◆ Exercise brief:
Return the entries between the lines containing "List every element" and "candle-body [276, 344, 280, 371]", inclusive, reproducing each line as it appears and leaving out the pictures.

◆ Dataset excerpts:
'''

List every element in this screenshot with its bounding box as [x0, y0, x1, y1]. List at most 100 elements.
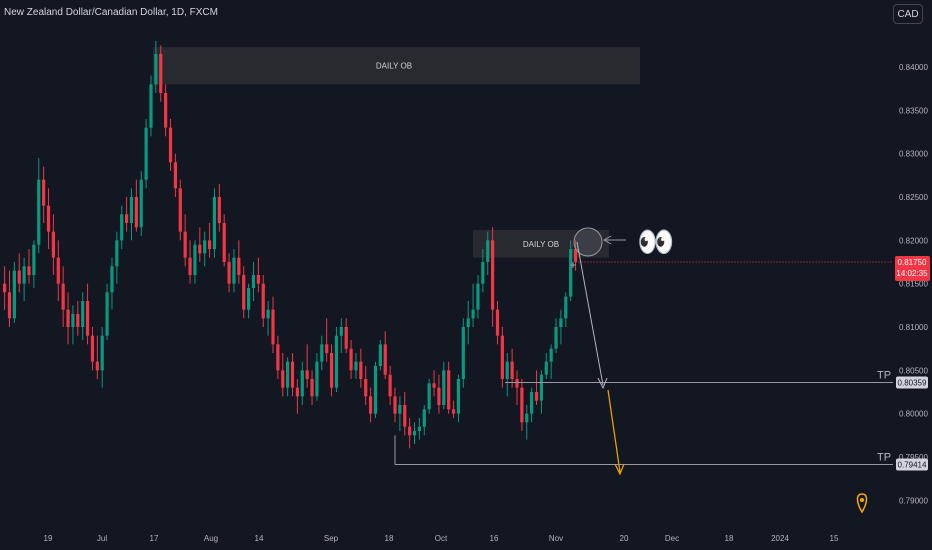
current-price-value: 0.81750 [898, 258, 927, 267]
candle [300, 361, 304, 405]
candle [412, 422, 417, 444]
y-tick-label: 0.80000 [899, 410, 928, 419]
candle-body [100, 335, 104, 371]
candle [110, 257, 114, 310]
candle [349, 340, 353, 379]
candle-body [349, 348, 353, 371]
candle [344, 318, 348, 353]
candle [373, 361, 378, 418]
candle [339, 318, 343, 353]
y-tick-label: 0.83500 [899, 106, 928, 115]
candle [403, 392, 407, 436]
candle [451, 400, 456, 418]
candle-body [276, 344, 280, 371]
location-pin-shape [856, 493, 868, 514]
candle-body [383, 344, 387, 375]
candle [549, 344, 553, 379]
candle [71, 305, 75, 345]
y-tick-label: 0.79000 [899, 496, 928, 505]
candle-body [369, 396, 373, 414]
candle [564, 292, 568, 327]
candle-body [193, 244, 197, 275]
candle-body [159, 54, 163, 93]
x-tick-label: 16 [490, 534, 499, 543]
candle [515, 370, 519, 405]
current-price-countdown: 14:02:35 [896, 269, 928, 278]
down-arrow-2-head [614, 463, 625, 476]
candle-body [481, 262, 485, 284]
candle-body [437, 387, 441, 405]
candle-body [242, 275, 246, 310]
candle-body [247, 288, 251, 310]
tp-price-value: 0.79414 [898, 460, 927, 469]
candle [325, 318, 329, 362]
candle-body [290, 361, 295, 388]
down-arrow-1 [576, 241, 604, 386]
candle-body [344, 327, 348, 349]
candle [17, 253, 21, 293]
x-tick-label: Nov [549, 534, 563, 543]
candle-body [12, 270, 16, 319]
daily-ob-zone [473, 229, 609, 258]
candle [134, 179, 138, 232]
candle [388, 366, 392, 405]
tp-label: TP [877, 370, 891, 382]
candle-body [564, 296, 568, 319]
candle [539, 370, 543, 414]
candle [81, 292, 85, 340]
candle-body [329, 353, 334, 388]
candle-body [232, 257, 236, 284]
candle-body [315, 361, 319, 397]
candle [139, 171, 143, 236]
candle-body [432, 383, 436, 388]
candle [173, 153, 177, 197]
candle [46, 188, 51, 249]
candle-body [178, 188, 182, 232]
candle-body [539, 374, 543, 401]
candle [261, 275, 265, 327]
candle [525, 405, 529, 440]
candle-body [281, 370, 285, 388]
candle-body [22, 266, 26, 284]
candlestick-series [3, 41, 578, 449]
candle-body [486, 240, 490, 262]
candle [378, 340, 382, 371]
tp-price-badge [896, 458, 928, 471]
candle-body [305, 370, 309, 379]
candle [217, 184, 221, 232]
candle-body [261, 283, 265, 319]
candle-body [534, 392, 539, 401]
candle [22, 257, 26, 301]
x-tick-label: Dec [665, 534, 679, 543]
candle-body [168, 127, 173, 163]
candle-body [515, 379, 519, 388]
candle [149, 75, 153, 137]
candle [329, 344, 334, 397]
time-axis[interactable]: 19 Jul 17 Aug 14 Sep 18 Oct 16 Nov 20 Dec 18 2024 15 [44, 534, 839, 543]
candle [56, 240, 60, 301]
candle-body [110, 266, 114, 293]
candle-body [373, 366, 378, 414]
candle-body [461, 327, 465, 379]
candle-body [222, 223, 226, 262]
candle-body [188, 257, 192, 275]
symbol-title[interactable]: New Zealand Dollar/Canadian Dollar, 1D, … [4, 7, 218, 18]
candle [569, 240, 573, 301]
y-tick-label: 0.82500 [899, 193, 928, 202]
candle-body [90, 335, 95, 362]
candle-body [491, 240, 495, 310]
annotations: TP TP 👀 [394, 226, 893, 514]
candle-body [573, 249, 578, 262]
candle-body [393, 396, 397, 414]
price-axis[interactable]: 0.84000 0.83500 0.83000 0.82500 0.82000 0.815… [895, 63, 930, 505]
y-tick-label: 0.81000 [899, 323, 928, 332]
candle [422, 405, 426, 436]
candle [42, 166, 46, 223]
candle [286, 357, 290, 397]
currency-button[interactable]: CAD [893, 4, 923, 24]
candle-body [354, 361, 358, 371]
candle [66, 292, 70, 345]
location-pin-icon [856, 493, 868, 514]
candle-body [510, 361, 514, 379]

'''
'''

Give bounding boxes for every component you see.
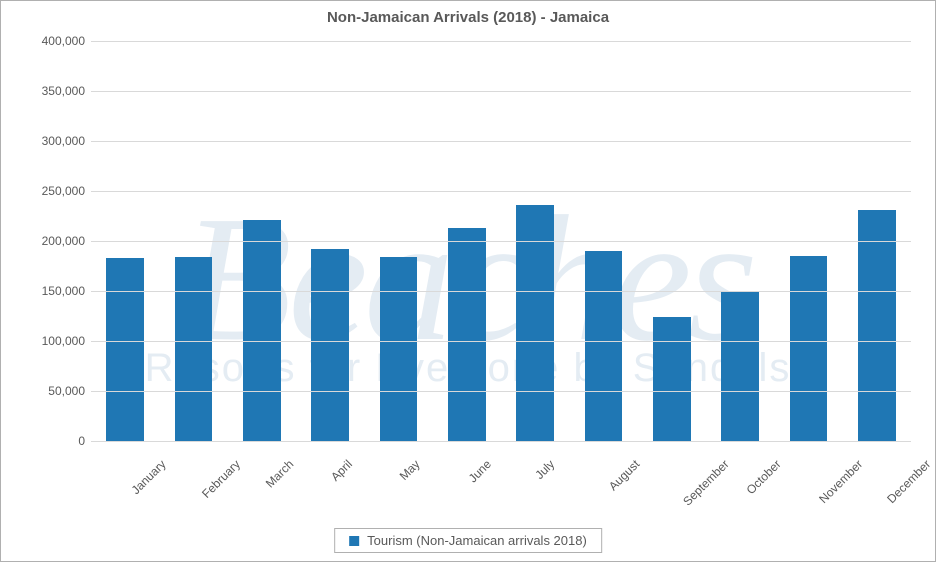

'''
'''

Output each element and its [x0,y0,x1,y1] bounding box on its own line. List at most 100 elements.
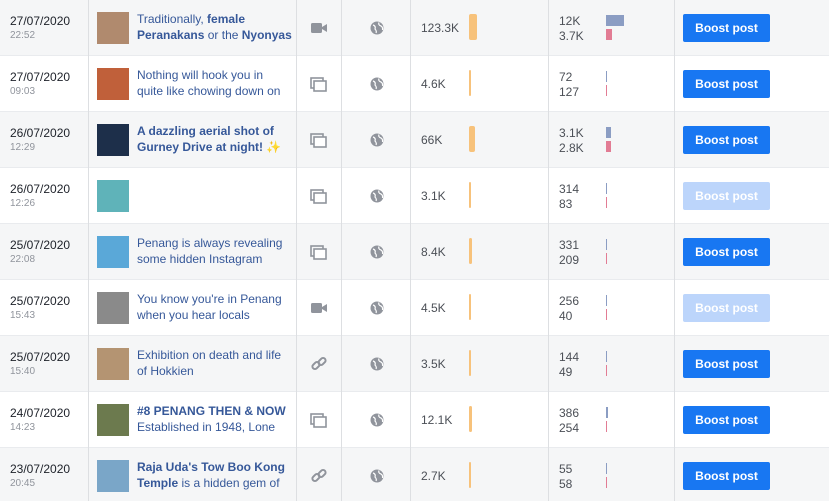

'''

◆ Answer to the exercise:
List every element in this screenshot with its bounding box as [x0, y0, x1, y1]. List at most 100 elements.
current-price-value: 0.81750 [898, 258, 927, 267]
candle [300, 361, 304, 405]
candle [412, 422, 417, 444]
y-tick-label: 0.80000 [899, 410, 928, 419]
candle-body [100, 335, 104, 371]
candle [110, 257, 114, 310]
candle [349, 340, 353, 379]
candle-body [349, 348, 353, 371]
candle [344, 318, 348, 353]
candle [373, 361, 378, 418]
candle [339, 318, 343, 353]
y-tick-label: 0.83500 [899, 106, 928, 115]
candle [403, 392, 407, 436]
candle [451, 400, 456, 418]
candle-body [276, 344, 280, 371]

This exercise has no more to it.